**GIVEN PROBLEM 1**
In the listing, from its first line through the line containing "The first sidewall of the third", inclusive, replace "schematic" with "simplified" and leave everything else unchanged, omitting the pictures from your answer.

**TEXT PASSAGE**

____

Of course, that only works to the extent that fragility of human values actually doesn't depend on a bunch of extra context. Which it obviously does, as this review points out. Distance metrics allow us to "factor out" that context-dependence, to wrap it in a clean API.
Rather than asking "are human values fragile?", we ask "under what distance metric(s) are human values fragile?" - that's the new "API" of the value-fragility question. Then, when someone comes along with a specific scenario (like foom or CAIS or ...), we ask what distance metric is relevant to the dynamics of that scenario. For instance, in a foom scenario, the relevant distance metric is probably determined by the AI's ontology - i.e. what things the AI thinks are "similar". In a corporate-flavored multipolar takeoff scenario, the relevant distance metric might be driven by economic/game-theoretic considerations: outcomes with similar economic results (e.g. profitability of AI-run companies) will be "similar".
The point is that these distance metrics tell us what particular aspects/properties of each scenario are relevant to value fragility.
Rather than asking "are human values fragile?", we ask "under what distance metric(s) are human values fragile?" - that's the new "API" of the value-fragility question.
In other words: "against which compact ways of generating perturbations is human value fragile?". But don't you still need to consider some dynamics for this question to be well-defined? So it doesn't seem like it captures all of the regularities implied by:
Distance metrics allow us to "factor out" that context-dependence, to wrap it in a clean API.
But I do presently agree that it's a good conceptual handle for exploring robustness against different sets of perturbations.
In other words: "against which compact ways of generating perturbations is human value fragile?". But don't you still need to consider some dynamics for this question to be well-defined?
Not quite. If we frame the question as "which compact ways of generating perturbations", then that's implicitly talking about dynamics, since we're asking how the perturbations were generated. But if we know what perturbations are generated, then we can say whether human value is fragile against those perturbations, regardless of how they're generated. So, rather than framing the question as "which compact ways of generating perturbations", we frame it as "which sets of perturbations" or "densities of perturbations" or a distance function on perturbations.
Ideally, we come up with a compact criterion for when human values are fragile against such sets/densities/distance functions.
(I meant to say 'perturbations', not 'permutations')

____

**GIVEN PROBLEM 2**
Transcribe the passage on value fragility between "Not quite. If" and "function on perturbations.", inclusive.

____

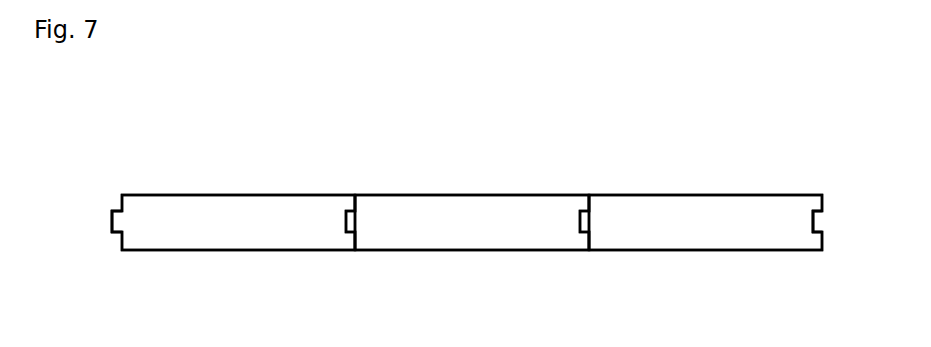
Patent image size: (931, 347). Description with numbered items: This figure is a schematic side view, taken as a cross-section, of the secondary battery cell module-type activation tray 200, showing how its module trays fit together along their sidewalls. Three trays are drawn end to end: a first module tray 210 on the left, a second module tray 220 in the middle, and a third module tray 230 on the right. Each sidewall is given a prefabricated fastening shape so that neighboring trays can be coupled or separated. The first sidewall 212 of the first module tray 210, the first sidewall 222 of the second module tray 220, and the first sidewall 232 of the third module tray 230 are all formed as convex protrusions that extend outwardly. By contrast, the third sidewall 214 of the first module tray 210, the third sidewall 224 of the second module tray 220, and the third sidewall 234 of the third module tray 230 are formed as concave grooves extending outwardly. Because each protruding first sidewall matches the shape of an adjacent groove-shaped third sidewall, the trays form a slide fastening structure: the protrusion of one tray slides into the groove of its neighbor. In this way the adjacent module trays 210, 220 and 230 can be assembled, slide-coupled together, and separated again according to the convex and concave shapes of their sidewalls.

The secondary battery cell module-type activation tray 200 is at (124, 125).
The first module tray 210 is at (233, 193).
The second module tray 220 is at (472, 193).
The third module tray 230 is at (705, 193).
The first sidewall of the first module tray 212 is at (128, 251).
The third sidewall of the first module tray 214 is at (351, 243).
The first sidewall of the second module tray 222 is at (351, 256).
The third sidewall of the second module tray 224 is at (573, 256).
The first sidewall of the third module tray 232 is at (592, 243).
The third sidewall of the third module tray 234 is at (815, 251).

____

**COMPLETE RESPONSE 1**
Patent image size: (931, 347). Description with numbered items: This figure is a simplified side view, taken as a cross-section, of the secondary battery cell module-type activation tray 200, showing how its module trays fit together along their sidewalls. Three trays are drawn end to end: a first module tray 210 on the left, a second module tray 220 in the middle, and a third module tray 230 on the right. Each sidewall is given a prefabricated fastening shape so that neighboring trays can be coupled or separated. The first sidewall 212 of the first module tray 210, the first sidewall 222 of the second module tray 220, and the first sidewall 232 of the third module tray 230 are all formed as convex protrusions that extend outwardly. By contrast, the third sidewall 214 of the first module tray 210, the third sidewall 224 of the second module tray 220, and the third sidewall 234 of the third module tray 230 are formed as concave grooves extending outwardly. Because each protruding first sidewall matches the shape of an adjacent groove-shaped third sidewall, the trays form a slide fastening structure: the protrusion of one tray slides into the groove of its neighbor. In this way the adjacent module trays 210, 220 and 230 can be assembled, slide-coupled together, and separated again according to the convex and concave shapes of their sidewalls.

The secondary battery cell module-type activation tray 200 is at (124, 125).
The first module tray 210 is at (233, 193).
The second module tray 220 is at (472, 193).
The third module tray 230 is at (705, 193).
The first sidewall of the first module tray 212 is at (128, 251).
The third sidewall of the first module tray 214 is at (351, 243).
The first sidewall of the second module tray 222 is at (351, 256).
The third sidewall of the second module tray 224 is at (573, 256).
The first sidewall of the third module tray 232 is at (592, 243).

**COMPLETE RESPONSE 2**
Not quite. If we frame the question as "which compact ways of generating perturbations", then that's implicitly talking about dynamics, since we're asking how the perturbations were generated. But if we know what perturbations are generated, then we can say whether human value is fragile against those perturbations, regardless of how they're generated. So, rather than framing the question as "which compact ways of generating perturbations", we frame it as "which sets of perturbations" or "densities of perturbations" or a distance function on perturbations.